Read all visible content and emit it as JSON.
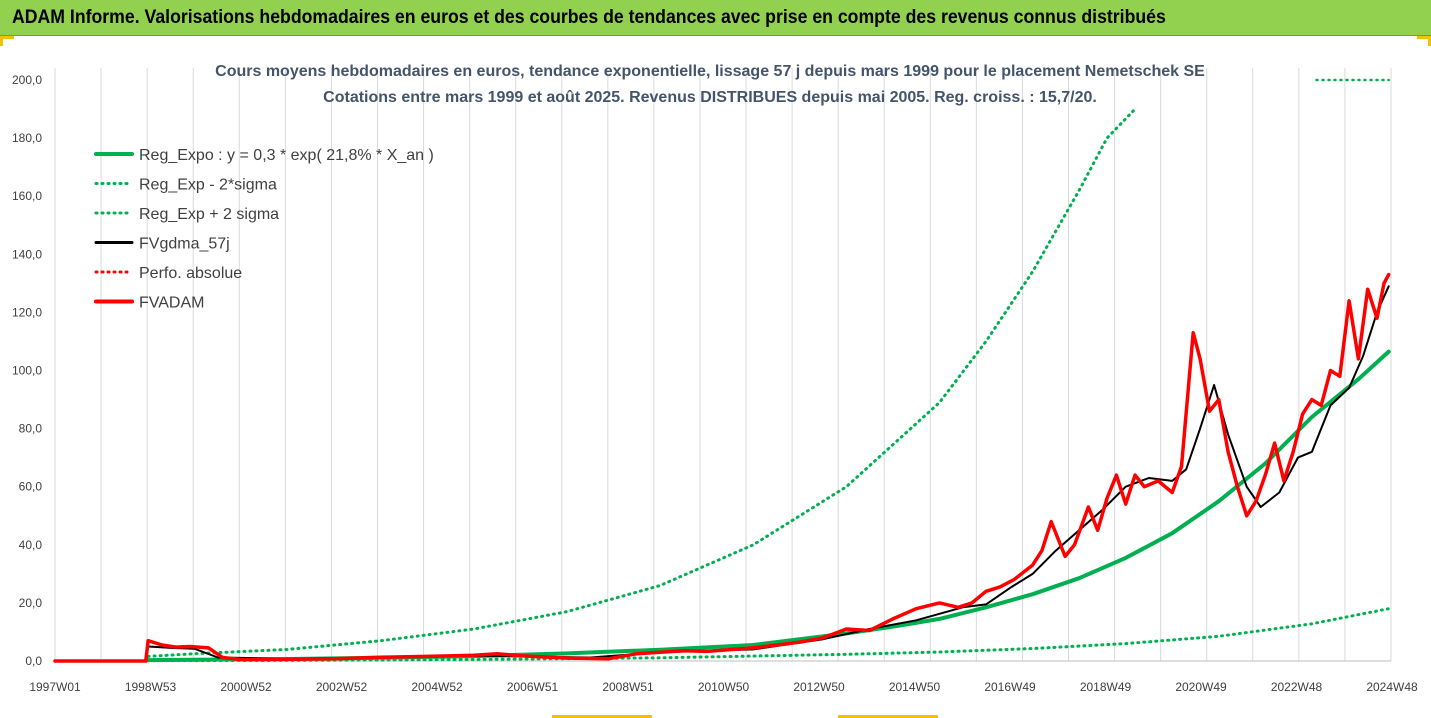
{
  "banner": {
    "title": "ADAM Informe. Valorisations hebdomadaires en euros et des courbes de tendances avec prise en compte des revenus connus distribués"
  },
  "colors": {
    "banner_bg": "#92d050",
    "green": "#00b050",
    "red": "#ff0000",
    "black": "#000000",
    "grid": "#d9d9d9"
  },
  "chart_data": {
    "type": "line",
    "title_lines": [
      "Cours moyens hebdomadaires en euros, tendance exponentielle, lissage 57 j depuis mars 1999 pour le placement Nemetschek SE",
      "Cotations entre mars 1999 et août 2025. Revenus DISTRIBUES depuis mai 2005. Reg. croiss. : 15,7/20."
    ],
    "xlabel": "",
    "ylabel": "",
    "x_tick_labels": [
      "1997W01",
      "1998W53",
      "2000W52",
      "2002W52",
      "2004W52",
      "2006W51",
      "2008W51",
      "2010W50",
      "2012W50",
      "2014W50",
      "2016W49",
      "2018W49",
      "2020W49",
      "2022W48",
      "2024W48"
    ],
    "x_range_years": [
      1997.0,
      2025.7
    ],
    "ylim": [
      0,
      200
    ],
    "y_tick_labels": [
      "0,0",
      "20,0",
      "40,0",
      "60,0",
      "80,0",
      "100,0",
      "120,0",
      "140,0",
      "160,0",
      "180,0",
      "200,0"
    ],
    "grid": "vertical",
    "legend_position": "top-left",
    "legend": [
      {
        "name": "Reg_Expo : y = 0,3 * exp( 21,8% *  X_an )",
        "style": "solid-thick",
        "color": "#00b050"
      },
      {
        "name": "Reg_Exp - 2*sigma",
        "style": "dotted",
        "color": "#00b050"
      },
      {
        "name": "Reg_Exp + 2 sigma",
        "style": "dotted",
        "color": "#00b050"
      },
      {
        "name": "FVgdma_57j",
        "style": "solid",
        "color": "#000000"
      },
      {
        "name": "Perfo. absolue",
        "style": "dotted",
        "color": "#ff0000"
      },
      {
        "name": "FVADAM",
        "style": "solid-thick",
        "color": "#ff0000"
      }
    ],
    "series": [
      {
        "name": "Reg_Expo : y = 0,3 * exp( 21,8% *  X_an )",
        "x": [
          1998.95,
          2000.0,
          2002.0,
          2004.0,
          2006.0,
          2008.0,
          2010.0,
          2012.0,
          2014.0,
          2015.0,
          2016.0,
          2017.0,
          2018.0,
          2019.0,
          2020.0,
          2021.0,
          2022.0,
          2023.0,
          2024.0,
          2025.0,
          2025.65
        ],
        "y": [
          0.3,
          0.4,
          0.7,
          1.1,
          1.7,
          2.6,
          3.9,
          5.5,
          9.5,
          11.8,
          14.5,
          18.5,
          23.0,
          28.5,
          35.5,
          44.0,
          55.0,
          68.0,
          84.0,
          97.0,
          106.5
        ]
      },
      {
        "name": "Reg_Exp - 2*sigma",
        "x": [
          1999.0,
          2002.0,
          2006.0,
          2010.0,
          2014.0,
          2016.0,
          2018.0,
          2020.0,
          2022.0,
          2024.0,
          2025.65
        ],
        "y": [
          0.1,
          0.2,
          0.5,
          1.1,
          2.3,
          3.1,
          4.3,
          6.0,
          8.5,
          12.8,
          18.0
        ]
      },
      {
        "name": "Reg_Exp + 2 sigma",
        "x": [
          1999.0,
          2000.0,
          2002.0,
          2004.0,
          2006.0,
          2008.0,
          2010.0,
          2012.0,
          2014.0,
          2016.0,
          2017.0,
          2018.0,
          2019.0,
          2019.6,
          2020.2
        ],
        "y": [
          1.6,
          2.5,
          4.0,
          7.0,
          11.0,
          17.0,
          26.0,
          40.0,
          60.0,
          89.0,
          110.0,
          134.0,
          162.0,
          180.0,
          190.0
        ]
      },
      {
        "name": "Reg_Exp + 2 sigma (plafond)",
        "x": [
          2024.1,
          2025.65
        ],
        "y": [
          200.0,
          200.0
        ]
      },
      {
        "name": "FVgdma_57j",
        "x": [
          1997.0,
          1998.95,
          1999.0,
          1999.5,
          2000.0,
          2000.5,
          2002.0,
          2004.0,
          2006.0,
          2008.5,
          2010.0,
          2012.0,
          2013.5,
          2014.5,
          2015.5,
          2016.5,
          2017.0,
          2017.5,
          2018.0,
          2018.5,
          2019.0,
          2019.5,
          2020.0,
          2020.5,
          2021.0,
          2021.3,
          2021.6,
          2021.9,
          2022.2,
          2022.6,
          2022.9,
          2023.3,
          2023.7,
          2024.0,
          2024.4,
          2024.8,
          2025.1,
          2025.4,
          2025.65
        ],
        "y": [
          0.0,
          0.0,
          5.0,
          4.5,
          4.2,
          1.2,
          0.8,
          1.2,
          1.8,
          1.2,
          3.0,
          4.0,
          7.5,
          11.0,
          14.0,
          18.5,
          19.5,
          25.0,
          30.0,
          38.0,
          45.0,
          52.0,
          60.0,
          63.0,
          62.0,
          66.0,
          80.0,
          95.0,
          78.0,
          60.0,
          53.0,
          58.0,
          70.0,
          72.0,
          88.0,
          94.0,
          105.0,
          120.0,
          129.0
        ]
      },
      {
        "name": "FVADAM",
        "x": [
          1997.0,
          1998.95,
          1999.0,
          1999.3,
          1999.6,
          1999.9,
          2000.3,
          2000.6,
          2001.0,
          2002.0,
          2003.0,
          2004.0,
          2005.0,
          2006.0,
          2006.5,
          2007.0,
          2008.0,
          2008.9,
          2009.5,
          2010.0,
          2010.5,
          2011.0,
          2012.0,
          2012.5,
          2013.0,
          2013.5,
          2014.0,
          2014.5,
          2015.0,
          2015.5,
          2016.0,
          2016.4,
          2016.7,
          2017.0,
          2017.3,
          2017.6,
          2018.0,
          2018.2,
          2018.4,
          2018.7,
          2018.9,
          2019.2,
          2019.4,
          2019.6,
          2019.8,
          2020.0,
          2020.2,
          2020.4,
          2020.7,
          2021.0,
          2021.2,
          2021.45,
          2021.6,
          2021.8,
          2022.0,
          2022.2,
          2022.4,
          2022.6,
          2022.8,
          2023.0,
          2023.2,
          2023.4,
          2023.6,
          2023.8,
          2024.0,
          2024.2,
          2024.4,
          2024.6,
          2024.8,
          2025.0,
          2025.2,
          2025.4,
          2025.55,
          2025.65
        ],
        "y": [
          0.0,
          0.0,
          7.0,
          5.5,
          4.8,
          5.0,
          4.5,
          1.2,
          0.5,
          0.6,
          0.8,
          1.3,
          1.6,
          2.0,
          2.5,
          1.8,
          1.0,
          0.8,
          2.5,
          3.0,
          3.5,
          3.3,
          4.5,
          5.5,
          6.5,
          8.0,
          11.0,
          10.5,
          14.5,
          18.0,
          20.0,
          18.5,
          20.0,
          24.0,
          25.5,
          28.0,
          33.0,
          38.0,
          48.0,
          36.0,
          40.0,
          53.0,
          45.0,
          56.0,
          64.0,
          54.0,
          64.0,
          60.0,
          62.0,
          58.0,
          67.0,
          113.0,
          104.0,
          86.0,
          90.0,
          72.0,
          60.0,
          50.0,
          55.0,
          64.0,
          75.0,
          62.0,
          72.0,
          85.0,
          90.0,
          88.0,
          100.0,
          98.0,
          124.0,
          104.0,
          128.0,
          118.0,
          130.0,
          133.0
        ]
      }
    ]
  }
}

▶ [What you are asked to do]: Copy every line of the listing where the word "depuis" appears.

▶ [Full answer]:
      "Cours moyens hebdomadaires en euros, tendance exponentielle, lissage 57 j depuis mars 1999 pour le placement Nemetschek SE",
      "Cotations entre mars 1999 et août 2025. Revenus DISTRIBUES depuis mai 2005. Reg. croiss. : 15,7/20."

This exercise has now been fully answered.